Material provided:
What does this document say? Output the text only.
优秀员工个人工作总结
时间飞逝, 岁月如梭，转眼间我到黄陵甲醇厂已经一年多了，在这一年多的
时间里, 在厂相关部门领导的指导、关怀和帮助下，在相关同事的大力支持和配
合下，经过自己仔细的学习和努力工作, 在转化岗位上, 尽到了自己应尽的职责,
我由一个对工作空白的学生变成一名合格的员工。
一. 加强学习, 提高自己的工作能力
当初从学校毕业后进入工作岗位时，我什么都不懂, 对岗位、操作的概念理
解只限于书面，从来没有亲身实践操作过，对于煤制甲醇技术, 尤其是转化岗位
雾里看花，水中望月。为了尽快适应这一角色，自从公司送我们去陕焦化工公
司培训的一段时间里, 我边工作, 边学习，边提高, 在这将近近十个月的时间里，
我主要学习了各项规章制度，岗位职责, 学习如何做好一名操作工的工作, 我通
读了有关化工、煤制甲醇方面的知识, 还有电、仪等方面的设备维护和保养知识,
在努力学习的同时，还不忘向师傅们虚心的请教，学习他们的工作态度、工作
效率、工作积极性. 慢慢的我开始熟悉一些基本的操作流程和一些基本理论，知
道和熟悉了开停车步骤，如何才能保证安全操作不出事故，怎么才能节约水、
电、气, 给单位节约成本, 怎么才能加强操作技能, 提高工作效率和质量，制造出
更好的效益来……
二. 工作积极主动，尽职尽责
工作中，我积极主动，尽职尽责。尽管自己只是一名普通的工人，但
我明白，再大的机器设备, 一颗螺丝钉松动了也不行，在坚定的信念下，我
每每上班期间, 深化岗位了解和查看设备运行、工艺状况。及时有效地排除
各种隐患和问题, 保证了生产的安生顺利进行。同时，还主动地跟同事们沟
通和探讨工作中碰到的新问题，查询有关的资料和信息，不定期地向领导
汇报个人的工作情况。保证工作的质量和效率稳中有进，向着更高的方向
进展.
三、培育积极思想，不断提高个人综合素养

Stated goal:
Within the listing above, work out how many lines contain the string "尽职尽责", and reply with that number only.

The response:
2